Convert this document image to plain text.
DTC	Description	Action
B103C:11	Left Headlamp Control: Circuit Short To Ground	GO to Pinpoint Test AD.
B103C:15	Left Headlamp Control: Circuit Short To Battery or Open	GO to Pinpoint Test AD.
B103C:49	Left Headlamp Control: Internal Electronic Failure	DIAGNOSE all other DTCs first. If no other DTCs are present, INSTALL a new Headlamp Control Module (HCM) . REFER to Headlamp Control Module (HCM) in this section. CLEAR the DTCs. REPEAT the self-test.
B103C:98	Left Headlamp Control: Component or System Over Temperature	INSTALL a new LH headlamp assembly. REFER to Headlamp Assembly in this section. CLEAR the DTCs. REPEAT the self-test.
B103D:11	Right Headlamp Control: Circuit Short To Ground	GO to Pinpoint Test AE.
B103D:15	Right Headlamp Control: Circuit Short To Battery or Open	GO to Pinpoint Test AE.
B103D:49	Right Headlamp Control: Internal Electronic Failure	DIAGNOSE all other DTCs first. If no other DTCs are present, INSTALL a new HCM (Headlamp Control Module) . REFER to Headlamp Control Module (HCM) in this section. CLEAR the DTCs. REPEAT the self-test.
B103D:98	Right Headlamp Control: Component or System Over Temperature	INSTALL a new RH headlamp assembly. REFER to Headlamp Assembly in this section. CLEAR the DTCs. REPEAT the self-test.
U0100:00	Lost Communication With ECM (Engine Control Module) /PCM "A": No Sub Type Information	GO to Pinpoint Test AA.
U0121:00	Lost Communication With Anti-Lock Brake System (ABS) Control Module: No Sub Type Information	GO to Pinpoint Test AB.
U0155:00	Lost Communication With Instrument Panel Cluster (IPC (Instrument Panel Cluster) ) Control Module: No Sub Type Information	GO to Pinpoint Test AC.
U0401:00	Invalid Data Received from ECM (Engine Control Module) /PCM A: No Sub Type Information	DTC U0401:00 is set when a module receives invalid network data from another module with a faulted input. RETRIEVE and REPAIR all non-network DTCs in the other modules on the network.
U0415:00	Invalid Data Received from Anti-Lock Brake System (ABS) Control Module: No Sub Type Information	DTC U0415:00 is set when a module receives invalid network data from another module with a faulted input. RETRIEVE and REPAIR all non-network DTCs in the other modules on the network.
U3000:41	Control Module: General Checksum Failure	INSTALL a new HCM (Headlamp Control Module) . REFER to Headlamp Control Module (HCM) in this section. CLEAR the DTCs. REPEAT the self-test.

--

Problem statement — In the entries above, identify each line that includes the string "Communication", then copy it.

Task result —
U0100:00	Lost Communication With ECM (Engine Control Module) /PCM "A": No Sub Type Information	GO to Pinpoint Test AA.
U0121:00	Lost Communication With Anti-Lock Brake System (ABS) Control Module: No Sub Type Information	GO to Pinpoint Test AB.
U0155:00	Lost Communication With Instrument Panel Cluster (IPC (Instrument Panel Cluster) ) Control Module: No Sub Type Information	GO to Pinpoint Test AC.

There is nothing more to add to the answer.